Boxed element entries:
----------

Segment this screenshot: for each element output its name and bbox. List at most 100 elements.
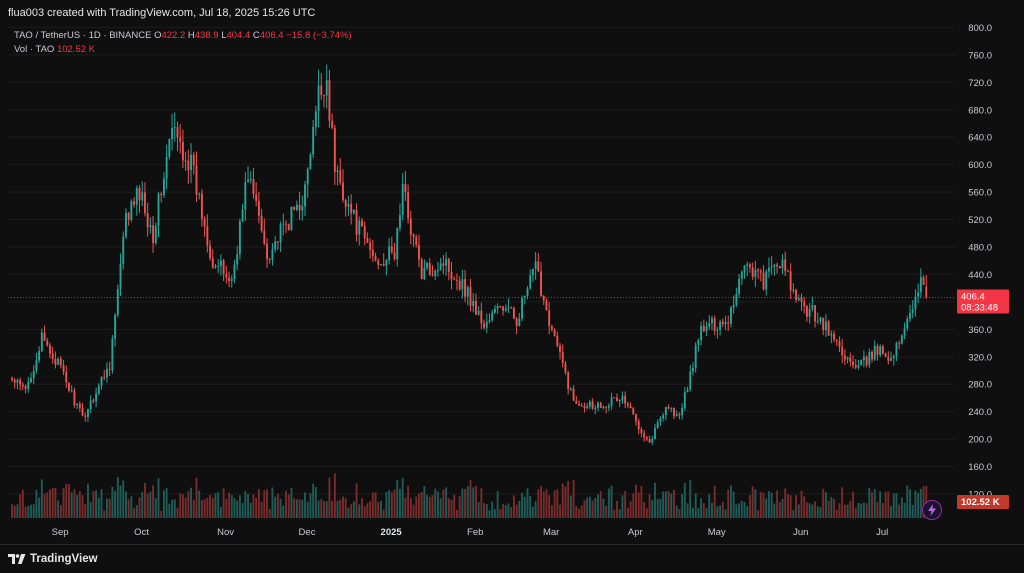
- volume-bar: [81, 495, 84, 518]
- candle-body: [401, 183, 404, 216]
- volume-bar: [160, 511, 163, 518]
- candle-body: [328, 80, 331, 121]
- time-tick-label: Jul: [876, 527, 888, 538]
- volume-bar: [567, 480, 570, 518]
- candle-body: [643, 433, 646, 438]
- candle-body: [336, 170, 339, 172]
- volume-bar: [795, 495, 798, 518]
- volume-bar: [656, 499, 659, 518]
- candle-body: [727, 322, 730, 324]
- chart-area[interactable]: 800.0 760.0 720.0 680.0 640.0 600.0 560.0 520.0…: [0, 24, 1024, 544]
- volume-bar: [841, 487, 844, 518]
- tradingview-logo-text: TradingView: [30, 553, 98, 565]
- volume-bar: [748, 495, 751, 518]
- bolt-icon[interactable]: [922, 500, 942, 520]
- candle-body: [244, 182, 247, 210]
- candle-body: [228, 277, 230, 281]
- volume-bar: [542, 491, 545, 518]
- candle-body: [909, 312, 911, 319]
- candle-body: [95, 393, 98, 402]
- volume-bar: [46, 492, 49, 518]
- volume-bar: [263, 490, 266, 518]
- time-tick-label: 2025: [381, 527, 403, 538]
- volume-bar: [572, 479, 575, 518]
- price-tick-label: 480.0: [968, 242, 992, 253]
- volume-bar: [705, 508, 708, 518]
- volume-bar: [355, 483, 358, 518]
- volume-bar: [287, 494, 290, 518]
- candle-body: [602, 406, 605, 408]
- candle-body: [700, 325, 703, 341]
- candle-body: [428, 262, 431, 276]
- volume-bar: [347, 507, 350, 518]
- candle-body: [876, 345, 879, 355]
- volume-bar: [599, 491, 602, 518]
- candle-body: [740, 271, 743, 279]
- volume-bar: [586, 497, 589, 518]
- volume-bar: [911, 504, 914, 518]
- price-chart-svg[interactable]: 800.0 760.0 720.0 680.0 640.0 600.0 560.0 520.0…: [0, 24, 1024, 544]
- price-tick-label: 600.0: [968, 160, 992, 171]
- candle-body: [333, 127, 336, 172]
- candle-body: [827, 321, 830, 336]
- volume-bar: [49, 489, 51, 518]
- candle-body: [350, 203, 353, 214]
- candle-body: [597, 402, 599, 408]
- candle-body: [249, 178, 252, 180]
- volume-bar: [507, 503, 510, 518]
- candle-body: [632, 408, 635, 415]
- volume-bar: [314, 486, 317, 518]
- candle-body: [143, 192, 146, 214]
- candle-body: [16, 380, 19, 383]
- candle-body: [895, 343, 898, 357]
- volume-bar: [76, 494, 79, 518]
- volume-bar: [789, 495, 792, 518]
- volume-bar: [903, 502, 906, 518]
- candle-body: [629, 405, 632, 409]
- volume-bar: [621, 495, 624, 518]
- candle-body: [748, 264, 751, 268]
- volume-bar: [849, 500, 852, 518]
- candle-body: [716, 329, 719, 331]
- volume-bar: [914, 490, 917, 518]
- volume-bar: [228, 492, 230, 518]
- candle-body: [32, 371, 35, 379]
- volume-bar: [89, 502, 92, 518]
- volume-bar: [214, 493, 217, 518]
- candle-body: [483, 323, 486, 328]
- candle-body: [640, 429, 643, 434]
- candle-body: [900, 335, 903, 344]
- volume-bar: [266, 489, 268, 518]
- volume-bar: [116, 477, 119, 518]
- volume-bar: [824, 492, 827, 518]
- tradingview-logo[interactable]: TradingView: [8, 553, 98, 565]
- volume-bar: [274, 496, 277, 518]
- volume-bar: [871, 492, 873, 518]
- candle-body: [759, 271, 762, 273]
- candle-body: [385, 260, 388, 266]
- candle-body: [925, 286, 928, 298]
- candle-body: [545, 300, 548, 311]
- volume-bar: [521, 492, 523, 518]
- candle-body: [683, 392, 686, 408]
- candle-body: [588, 401, 591, 407]
- footer-bar: TradingView: [0, 544, 1024, 573]
- volume-bar: [616, 500, 618, 518]
- volume-bar: [862, 502, 865, 518]
- candle-body: [518, 318, 521, 326]
- candle-body: [778, 266, 781, 269]
- volume-bar: [637, 492, 640, 518]
- volume-bar: [285, 490, 287, 518]
- candle-body: [181, 141, 184, 161]
- candle-body: [287, 224, 290, 231]
- candle-body: [569, 388, 572, 390]
- candle-body: [399, 215, 401, 228]
- volume-bar: [721, 501, 724, 518]
- price-tick-label: 680.0: [968, 105, 992, 116]
- volume-bar: [510, 507, 513, 518]
- volume-bar: [385, 491, 388, 518]
- volume-bar: [65, 483, 68, 518]
- volume-bar: [884, 491, 887, 518]
- volume-bar: [393, 489, 396, 518]
- candle-body: [380, 264, 382, 266]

----------

■ **Work to complete**:
Copy every line of the data above word for word, leaving out the pictures.

■ **Result of this task**:
Segment this screenshot: for each element output its name and bbox. List at most 100 elements.
- volume-bar: [81, 495, 84, 518]
- candle-body: [401, 183, 404, 216]
- volume-bar: [160, 511, 163, 518]
- candle-body: [328, 80, 331, 121]
- time-tick-label: Jul: [876, 527, 888, 538]
- volume-bar: [567, 480, 570, 518]
- candle-body: [643, 433, 646, 438]
- candle-body: [336, 170, 339, 172]
- volume-bar: [795, 495, 798, 518]
- volume-bar: [656, 499, 659, 518]
- candle-body: [727, 322, 730, 324]
- chart-area[interactable]: 800.0 760.0 720.0 680.0 640.0 600.0 560.0 520.0…: [0, 24, 1024, 544]
- volume-bar: [841, 487, 844, 518]
- tradingview-logo-text: TradingView: [30, 553, 98, 565]
- volume-bar: [748, 495, 751, 518]
- bolt-icon[interactable]: [922, 500, 942, 520]
- candle-body: [244, 182, 247, 210]
- candle-body: [228, 277, 230, 281]
- volume-bar: [542, 491, 545, 518]
- candle-body: [909, 312, 911, 319]
- candle-body: [95, 393, 98, 402]
- volume-bar: [46, 492, 49, 518]
- volume-bar: [263, 490, 266, 518]
- time-tick-label: 2025: [381, 527, 403, 538]
- volume-bar: [572, 479, 575, 518]
- price-tick-label: 480.0: [968, 242, 992, 253]
- volume-bar: [705, 508, 708, 518]
- volume-bar: [355, 483, 358, 518]
- volume-bar: [287, 494, 290, 518]
- candle-body: [602, 406, 605, 408]
- candle-body: [700, 325, 703, 341]
- candle-body: [428, 262, 431, 276]
- volume-bar: [347, 507, 350, 518]
- candle-body: [876, 345, 879, 355]
- volume-bar: [599, 491, 602, 518]
- candle-body: [740, 271, 743, 279]
- volume-bar: [586, 497, 589, 518]
- volume-bar: [911, 504, 914, 518]
- price-chart-svg[interactable]: 800.0 760.0 720.0 680.0 640.0 600.0 560.0 520.0…: [0, 24, 1024, 544]
- price-tick-label: 600.0: [968, 160, 992, 171]
- candle-body: [333, 127, 336, 172]
- candle-body: [827, 321, 830, 336]
- volume-bar: [49, 489, 51, 518]
- candle-body: [350, 203, 353, 214]
- candle-body: [597, 402, 599, 408]
- candle-body: [249, 178, 252, 180]
- volume-bar: [507, 503, 510, 518]
- candle-body: [632, 408, 635, 415]
- volume-bar: [314, 486, 317, 518]
- candle-body: [143, 192, 146, 214]
- candle-body: [16, 380, 19, 383]
- candle-body: [895, 343, 898, 357]
- volume-bar: [76, 494, 79, 518]
- volume-bar: [789, 495, 792, 518]
- volume-bar: [903, 502, 906, 518]
- candle-body: [629, 405, 632, 409]
- volume-bar: [621, 495, 624, 518]
- candle-body: [748, 264, 751, 268]
- volume-bar: [849, 500, 852, 518]
- candle-body: [716, 329, 719, 331]
- volume-bar: [914, 490, 917, 518]
- volume-bar: [228, 492, 230, 518]
- candle-body: [32, 371, 35, 379]
- volume-bar: [89, 502, 92, 518]
- volume-bar: [214, 493, 217, 518]
- candle-body: [483, 323, 486, 328]
- candle-body: [640, 429, 643, 434]
- candle-body: [900, 335, 903, 344]
- volume-bar: [266, 489, 268, 518]
- volume-bar: [116, 477, 119, 518]
- volume-bar: [824, 492, 827, 518]
- tradingview-logo[interactable]: TradingView: [8, 553, 98, 565]
- volume-bar: [274, 496, 277, 518]
- volume-bar: [871, 492, 873, 518]
- candle-body: [759, 271, 762, 273]
- candle-body: [385, 260, 388, 266]
- candle-body: [925, 286, 928, 298]
- candle-body: [545, 300, 548, 311]
- volume-bar: [521, 492, 523, 518]
- candle-body: [683, 392, 686, 408]
- candle-body: [588, 401, 591, 407]
- footer-bar: TradingView: [0, 544, 1024, 573]
- volume-bar: [616, 500, 618, 518]
- volume-bar: [862, 502, 865, 518]
- candle-body: [518, 318, 521, 326]
- candle-body: [778, 266, 781, 269]
- volume-bar: [637, 492, 640, 518]
- volume-bar: [285, 490, 287, 518]
- candle-body: [181, 141, 184, 161]
- candle-body: [287, 224, 290, 231]
- candle-body: [569, 388, 572, 390]
- candle-body: [399, 215, 401, 228]
- volume-bar: [721, 501, 724, 518]
- price-tick-label: 680.0: [968, 105, 992, 116]
- volume-bar: [510, 507, 513, 518]
- volume-bar: [385, 491, 388, 518]
- volume-bar: [65, 483, 68, 518]
- volume-bar: [884, 491, 887, 518]
- volume-bar: [393, 489, 396, 518]
- candle-body: [380, 264, 382, 266]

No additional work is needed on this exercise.